(PROBLEM)
Return each line of the listing that contains the string "color".

(EXERCISE MATERIALS)

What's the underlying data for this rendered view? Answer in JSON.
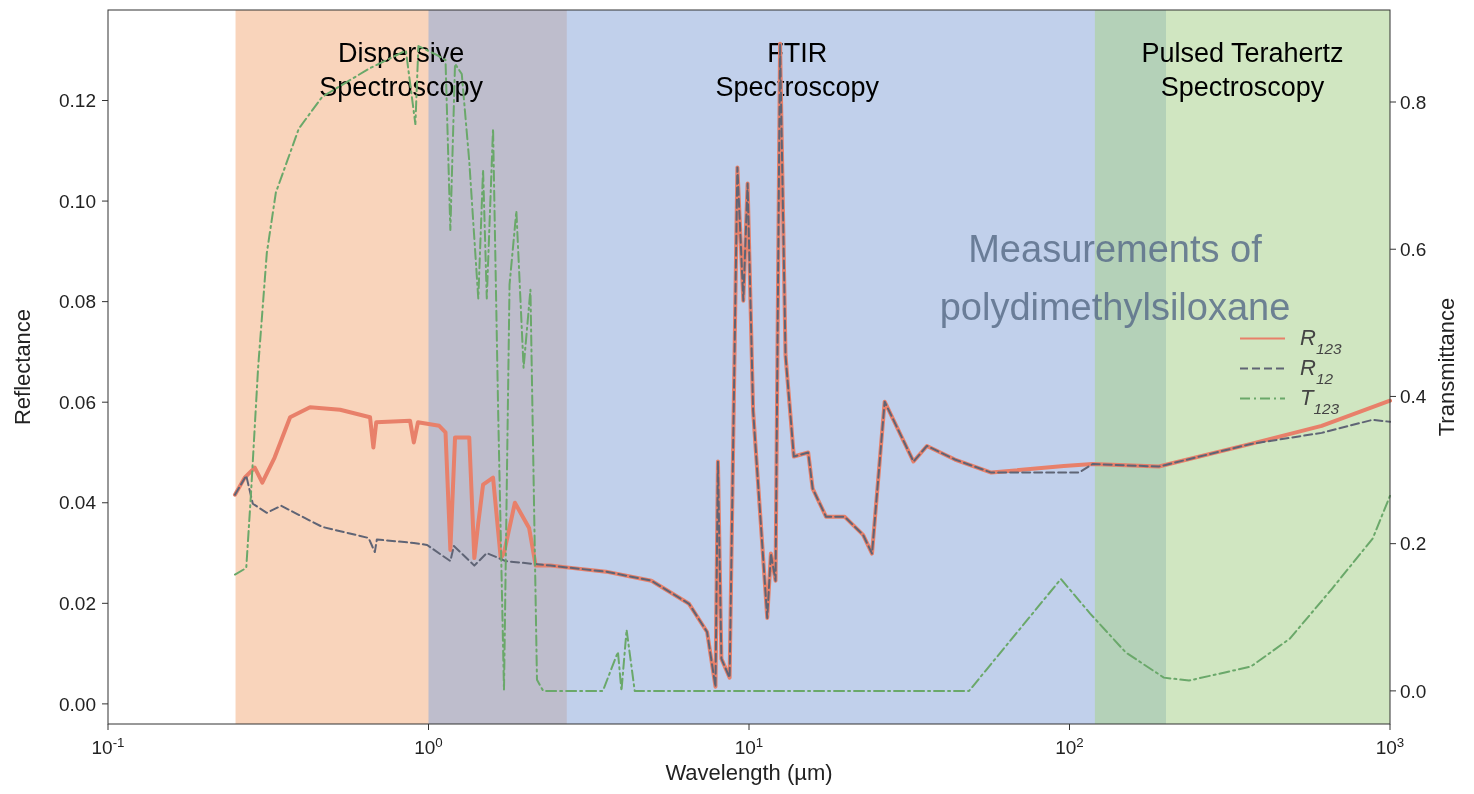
{
  "chart_data": {
    "type": "line",
    "xlabel": "Wavelength (µm)",
    "ylabel": "Reflectance",
    "y2label": "Transmittance",
    "log": "x",
    "xlim": [
      0.1,
      1000
    ],
    "xticks": [
      {
        "value": 0.1,
        "label": "10$^{-1}$"
      },
      {
        "value": 1,
        "label": "10$^{0}$"
      },
      {
        "value": 10,
        "label": "10$^{1}$"
      },
      {
        "value": 100,
        "label": "10$^{2}$"
      },
      {
        "value": 1000,
        "label": "10$^{3}$"
      }
    ],
    "ylim": [
      -0.004,
      0.138
    ],
    "yticks": [
      {
        "value": 0,
        "label": "0.00"
      },
      {
        "value": 0.02,
        "label": "0.02"
      },
      {
        "value": 0.04,
        "label": "0.04"
      },
      {
        "value": 0.06,
        "label": "0.06"
      },
      {
        "value": 0.08,
        "label": "0.08"
      },
      {
        "value": 0.1,
        "label": "0.10"
      },
      {
        "value": 0.12,
        "label": "0.12"
      }
    ],
    "y2lim": [
      -0.045,
      0.925
    ],
    "y2ticks": [
      {
        "value": 0,
        "label": "0.0"
      },
      0.2,
      0.4,
      0.6,
      0.8
    ],
    "grid": false,
    "legend": "right",
    "bands": [
      {
        "axis": "x",
        "from": 0.25,
        "to": 2.7,
        "label": "Dispersive Spectroscopy",
        "color": "#f4b183"
      },
      {
        "axis": "x",
        "from": 1,
        "to": 200,
        "label": "FTIR Spectroscopy",
        "color": "#8eaadb"
      },
      {
        "axis": "x",
        "from": 120,
        "to": 1000,
        "label": "Pulsed Terahertz Spectroscopy",
        "color": "#a9d18e"
      }
    ],
    "annotations": [
      "Measurements of polydimethylsiloxane"
    ],
    "series": [
      {
        "name": "R$_{123}$",
        "color": "#e8806a",
        "line_style": "solid",
        "x": [
          0.249,
          0.267,
          0.287,
          0.303,
          0.331,
          0.37,
          0.427,
          0.53,
          0.657,
          0.673,
          0.687,
          0.876,
          0.9,
          0.927,
          1.08,
          1.13,
          1.17,
          1.21,
          1.34,
          1.39,
          1.43,
          1.48,
          1.59,
          1.68,
          1.72,
          1.86,
          2.06,
          2.16,
          2.4,
          2.74,
          3.58,
          4.96,
          6.5,
          7.4,
          7.86,
          8.0,
          8.2,
          8.7,
          9.2,
          9.6,
          9.9,
          10.3,
          11.4,
          11.7,
          12.1,
          12.5,
          13.0,
          13.8,
          15.3,
          15.8,
          17.4,
          19.9,
          22.7,
          24.2,
          26.5,
          32.6,
          35.9,
          43.9,
          57,
          96,
          118,
          190,
          368,
          612,
          1000
        ],
        "values": [
          0.0416,
          0.045,
          0.047,
          0.044,
          0.049,
          0.057,
          0.059,
          0.0585,
          0.057,
          0.051,
          0.056,
          0.0563,
          0.052,
          0.056,
          0.0553,
          0.054,
          0.0306,
          0.053,
          0.053,
          0.029,
          0.036,
          0.0436,
          0.045,
          0.029,
          0.03,
          0.04,
          0.035,
          0.0275,
          0.0275,
          0.0271,
          0.0263,
          0.0245,
          0.0199,
          0.0143,
          0.0034,
          0.0482,
          0.009,
          0.0052,
          0.1067,
          0.0802,
          0.1035,
          0.0583,
          0.0171,
          0.0299,
          0.0245,
          0.1313,
          0.0693,
          0.0492,
          0.05,
          0.0428,
          0.0372,
          0.0372,
          0.0336,
          0.0299,
          0.0601,
          0.0482,
          0.0513,
          0.0486,
          0.046,
          0.0473,
          0.0477,
          0.0472,
          0.0517,
          0.0553,
          0.0603
        ]
      },
      {
        "name": "R$_{12}$",
        "color": "#5f6475",
        "line_style": "dashed",
        "x": [
          0.249,
          0.27,
          0.283,
          0.313,
          0.347,
          0.466,
          0.65,
          0.68,
          0.69,
          0.9,
          0.99,
          1.17,
          1.2,
          1.39,
          1.52,
          1.74,
          2.4,
          2.74,
          3.58,
          4.96,
          6.5,
          7.4,
          7.86,
          8.0,
          8.2,
          8.7,
          9.2,
          9.6,
          9.9,
          10.3,
          11.4,
          11.7,
          12.1,
          12.5,
          13.0,
          13.8,
          15.3,
          15.8,
          17.4,
          19.9,
          22.7,
          24.2,
          26.5,
          32.6,
          35.9,
          43.9,
          57,
          107,
          118,
          190,
          368,
          612,
          883,
          1000
        ],
        "values": [
          0.0416,
          0.0454,
          0.0398,
          0.038,
          0.0394,
          0.0352,
          0.033,
          0.0302,
          0.0327,
          0.032,
          0.0316,
          0.0284,
          0.0314,
          0.0275,
          0.03,
          0.0284,
          0.0275,
          0.0271,
          0.0263,
          0.0245,
          0.0199,
          0.0143,
          0.0034,
          0.0482,
          0.009,
          0.0052,
          0.1067,
          0.0802,
          0.1035,
          0.0583,
          0.0171,
          0.0299,
          0.0245,
          0.1313,
          0.0693,
          0.0492,
          0.05,
          0.0428,
          0.0372,
          0.0372,
          0.0336,
          0.0299,
          0.0601,
          0.0482,
          0.0513,
          0.0486,
          0.046,
          0.046,
          0.0477,
          0.0472,
          0.0517,
          0.0539,
          0.0565,
          0.0561
        ]
      },
      {
        "name": "T$_{123}$",
        "color": "#6aa86a",
        "line_style": "dashdot",
        "axis": "y2",
        "x": [
          0.249,
          0.27,
          0.279,
          0.294,
          0.313,
          0.334,
          0.394,
          0.466,
          0.65,
          0.74,
          0.85,
          0.91,
          0.93,
          1.06,
          1.13,
          1.17,
          1.21,
          1.27,
          1.34,
          1.43,
          1.48,
          1.52,
          1.59,
          1.65,
          1.72,
          1.79,
          1.88,
          1.98,
          2.08,
          2.18,
          2.28,
          3.5,
          3.9,
          4.0,
          4.15,
          4.4,
          48.6,
          94,
          116,
          150,
          197,
          236,
          368,
          487,
          660,
          883,
          1000
        ],
        "values": [
          0.158,
          0.167,
          0.264,
          0.439,
          0.595,
          0.677,
          0.764,
          0.807,
          0.845,
          0.857,
          0.87,
          0.77,
          0.876,
          0.864,
          0.857,
          0.626,
          0.852,
          0.838,
          0.72,
          0.533,
          0.708,
          0.533,
          0.764,
          0.376,
          0.001,
          0.552,
          0.652,
          0.439,
          0.545,
          0.015,
          0,
          0,
          0.053,
          0,
          0.083,
          0,
          0,
          0.152,
          0.105,
          0.052,
          0.018,
          0.014,
          0.033,
          0.071,
          0.139,
          0.207,
          0.265
        ]
      }
    ]
  }
}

(PROBLEM SOLUTION)
        "color": "#f4b183"
        "color": "#8eaadb"
        "color": "#a9d18e"
        "color": "#e8806a",
        "color": "#5f6475",
        "color": "#6aa86a",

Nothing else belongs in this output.